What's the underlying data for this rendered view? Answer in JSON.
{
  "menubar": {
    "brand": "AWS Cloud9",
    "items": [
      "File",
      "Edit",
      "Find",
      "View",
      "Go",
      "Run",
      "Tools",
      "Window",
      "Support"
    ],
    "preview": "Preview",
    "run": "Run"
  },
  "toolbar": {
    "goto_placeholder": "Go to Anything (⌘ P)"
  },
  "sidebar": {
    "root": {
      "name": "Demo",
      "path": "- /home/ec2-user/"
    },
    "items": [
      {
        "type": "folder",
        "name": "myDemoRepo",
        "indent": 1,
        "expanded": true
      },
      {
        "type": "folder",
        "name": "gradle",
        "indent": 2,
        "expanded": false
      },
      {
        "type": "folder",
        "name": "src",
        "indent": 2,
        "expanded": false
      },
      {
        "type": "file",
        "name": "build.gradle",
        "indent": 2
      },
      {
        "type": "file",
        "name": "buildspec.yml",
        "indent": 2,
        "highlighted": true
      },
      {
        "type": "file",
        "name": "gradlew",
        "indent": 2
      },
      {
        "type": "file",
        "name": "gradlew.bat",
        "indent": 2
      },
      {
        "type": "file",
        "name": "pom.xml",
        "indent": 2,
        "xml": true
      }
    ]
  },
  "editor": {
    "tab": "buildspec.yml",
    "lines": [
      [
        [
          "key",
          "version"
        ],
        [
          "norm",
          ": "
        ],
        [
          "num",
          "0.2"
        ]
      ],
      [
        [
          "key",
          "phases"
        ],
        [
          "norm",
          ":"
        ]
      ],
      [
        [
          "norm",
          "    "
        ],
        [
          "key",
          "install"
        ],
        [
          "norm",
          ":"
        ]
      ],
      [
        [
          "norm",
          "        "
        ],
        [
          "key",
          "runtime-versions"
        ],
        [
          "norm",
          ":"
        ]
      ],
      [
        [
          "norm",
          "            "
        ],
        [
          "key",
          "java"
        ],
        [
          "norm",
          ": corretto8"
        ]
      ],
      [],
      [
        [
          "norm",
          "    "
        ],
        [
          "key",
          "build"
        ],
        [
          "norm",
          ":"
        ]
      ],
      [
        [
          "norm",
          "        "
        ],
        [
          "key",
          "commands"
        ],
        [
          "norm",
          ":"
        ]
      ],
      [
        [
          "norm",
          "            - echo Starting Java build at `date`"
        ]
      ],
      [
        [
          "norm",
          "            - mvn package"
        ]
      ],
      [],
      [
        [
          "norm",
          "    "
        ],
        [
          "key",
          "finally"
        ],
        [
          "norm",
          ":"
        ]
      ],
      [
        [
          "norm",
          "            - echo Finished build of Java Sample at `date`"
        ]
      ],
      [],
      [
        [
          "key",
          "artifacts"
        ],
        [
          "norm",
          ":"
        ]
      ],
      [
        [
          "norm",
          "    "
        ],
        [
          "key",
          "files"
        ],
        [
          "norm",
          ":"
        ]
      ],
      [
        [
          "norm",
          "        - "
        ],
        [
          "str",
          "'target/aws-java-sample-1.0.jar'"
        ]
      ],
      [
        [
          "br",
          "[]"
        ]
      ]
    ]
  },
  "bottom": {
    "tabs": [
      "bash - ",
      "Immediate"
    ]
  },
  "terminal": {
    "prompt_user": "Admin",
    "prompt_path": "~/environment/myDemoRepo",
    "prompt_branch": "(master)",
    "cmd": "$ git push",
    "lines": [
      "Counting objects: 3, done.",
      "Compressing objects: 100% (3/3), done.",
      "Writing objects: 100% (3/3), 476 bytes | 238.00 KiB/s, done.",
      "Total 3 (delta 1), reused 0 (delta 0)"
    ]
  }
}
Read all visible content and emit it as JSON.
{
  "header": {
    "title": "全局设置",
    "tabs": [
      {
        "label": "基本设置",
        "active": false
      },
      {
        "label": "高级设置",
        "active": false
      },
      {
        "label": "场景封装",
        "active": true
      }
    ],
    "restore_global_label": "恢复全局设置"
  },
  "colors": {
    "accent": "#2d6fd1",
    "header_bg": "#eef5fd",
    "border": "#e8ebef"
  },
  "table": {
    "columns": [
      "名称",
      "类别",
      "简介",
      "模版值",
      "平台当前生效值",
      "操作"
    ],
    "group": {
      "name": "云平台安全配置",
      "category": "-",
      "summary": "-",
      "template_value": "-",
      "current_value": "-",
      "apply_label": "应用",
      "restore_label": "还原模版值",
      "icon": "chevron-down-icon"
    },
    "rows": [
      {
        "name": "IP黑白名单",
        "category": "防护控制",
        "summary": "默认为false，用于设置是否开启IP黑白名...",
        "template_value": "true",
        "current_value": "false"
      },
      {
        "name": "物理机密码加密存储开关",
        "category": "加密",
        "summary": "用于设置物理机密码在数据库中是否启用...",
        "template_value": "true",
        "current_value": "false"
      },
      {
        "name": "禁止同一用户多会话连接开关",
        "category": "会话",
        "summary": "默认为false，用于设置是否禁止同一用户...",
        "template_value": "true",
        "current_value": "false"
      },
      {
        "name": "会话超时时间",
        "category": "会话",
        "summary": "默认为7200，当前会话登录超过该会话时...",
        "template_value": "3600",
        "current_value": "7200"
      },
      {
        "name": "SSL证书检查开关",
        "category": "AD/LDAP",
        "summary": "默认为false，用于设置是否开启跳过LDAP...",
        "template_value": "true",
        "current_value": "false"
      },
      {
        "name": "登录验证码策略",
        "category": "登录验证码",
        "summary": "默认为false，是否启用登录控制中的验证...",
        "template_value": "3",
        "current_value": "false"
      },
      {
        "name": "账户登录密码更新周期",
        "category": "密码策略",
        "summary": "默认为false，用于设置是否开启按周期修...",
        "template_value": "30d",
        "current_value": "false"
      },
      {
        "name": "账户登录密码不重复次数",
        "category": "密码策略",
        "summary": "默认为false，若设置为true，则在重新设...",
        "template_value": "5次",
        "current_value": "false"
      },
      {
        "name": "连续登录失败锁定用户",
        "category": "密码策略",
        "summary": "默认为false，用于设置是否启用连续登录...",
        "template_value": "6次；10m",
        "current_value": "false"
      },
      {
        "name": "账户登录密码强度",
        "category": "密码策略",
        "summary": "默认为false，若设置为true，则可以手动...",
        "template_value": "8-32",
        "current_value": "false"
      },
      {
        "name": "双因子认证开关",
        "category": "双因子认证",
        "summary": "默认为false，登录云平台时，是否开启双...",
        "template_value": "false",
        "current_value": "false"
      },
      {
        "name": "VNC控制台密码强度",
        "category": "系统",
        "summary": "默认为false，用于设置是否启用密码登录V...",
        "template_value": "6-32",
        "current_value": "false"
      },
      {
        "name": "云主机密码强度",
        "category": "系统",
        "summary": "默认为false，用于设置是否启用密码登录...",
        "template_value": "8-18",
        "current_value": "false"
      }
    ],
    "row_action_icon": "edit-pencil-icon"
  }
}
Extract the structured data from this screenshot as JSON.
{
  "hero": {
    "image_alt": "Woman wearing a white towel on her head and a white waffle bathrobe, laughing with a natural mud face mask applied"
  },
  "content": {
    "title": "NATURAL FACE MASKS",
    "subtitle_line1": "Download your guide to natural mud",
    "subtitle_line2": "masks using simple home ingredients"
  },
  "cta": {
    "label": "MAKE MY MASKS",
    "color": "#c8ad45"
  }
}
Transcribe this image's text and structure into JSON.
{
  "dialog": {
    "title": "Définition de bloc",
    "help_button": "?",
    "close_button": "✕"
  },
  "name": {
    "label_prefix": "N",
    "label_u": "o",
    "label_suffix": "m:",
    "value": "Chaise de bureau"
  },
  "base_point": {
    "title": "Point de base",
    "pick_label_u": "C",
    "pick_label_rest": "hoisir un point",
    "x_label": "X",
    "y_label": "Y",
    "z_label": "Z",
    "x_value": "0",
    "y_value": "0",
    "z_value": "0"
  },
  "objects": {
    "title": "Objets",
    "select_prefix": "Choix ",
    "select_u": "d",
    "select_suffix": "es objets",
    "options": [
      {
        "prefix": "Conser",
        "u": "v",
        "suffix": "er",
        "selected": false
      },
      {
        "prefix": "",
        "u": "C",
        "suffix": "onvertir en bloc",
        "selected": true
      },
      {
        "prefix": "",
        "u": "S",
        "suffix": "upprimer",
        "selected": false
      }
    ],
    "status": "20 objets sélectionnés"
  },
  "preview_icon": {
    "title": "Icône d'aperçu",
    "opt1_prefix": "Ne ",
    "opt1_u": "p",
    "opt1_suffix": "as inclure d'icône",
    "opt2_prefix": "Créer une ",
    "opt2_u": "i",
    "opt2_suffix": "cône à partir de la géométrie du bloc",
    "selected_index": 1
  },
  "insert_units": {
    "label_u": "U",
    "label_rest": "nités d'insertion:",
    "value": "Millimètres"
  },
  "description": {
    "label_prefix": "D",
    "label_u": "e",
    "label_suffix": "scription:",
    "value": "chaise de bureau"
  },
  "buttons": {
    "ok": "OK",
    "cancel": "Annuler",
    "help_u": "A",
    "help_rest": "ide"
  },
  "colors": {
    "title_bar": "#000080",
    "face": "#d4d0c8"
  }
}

******************************

● **Instructions for the task**: Go through the listing above and pull out each line containing the word "content".

● **Response to the task**:
Read all visible content and emit it as JSON.
  "content": {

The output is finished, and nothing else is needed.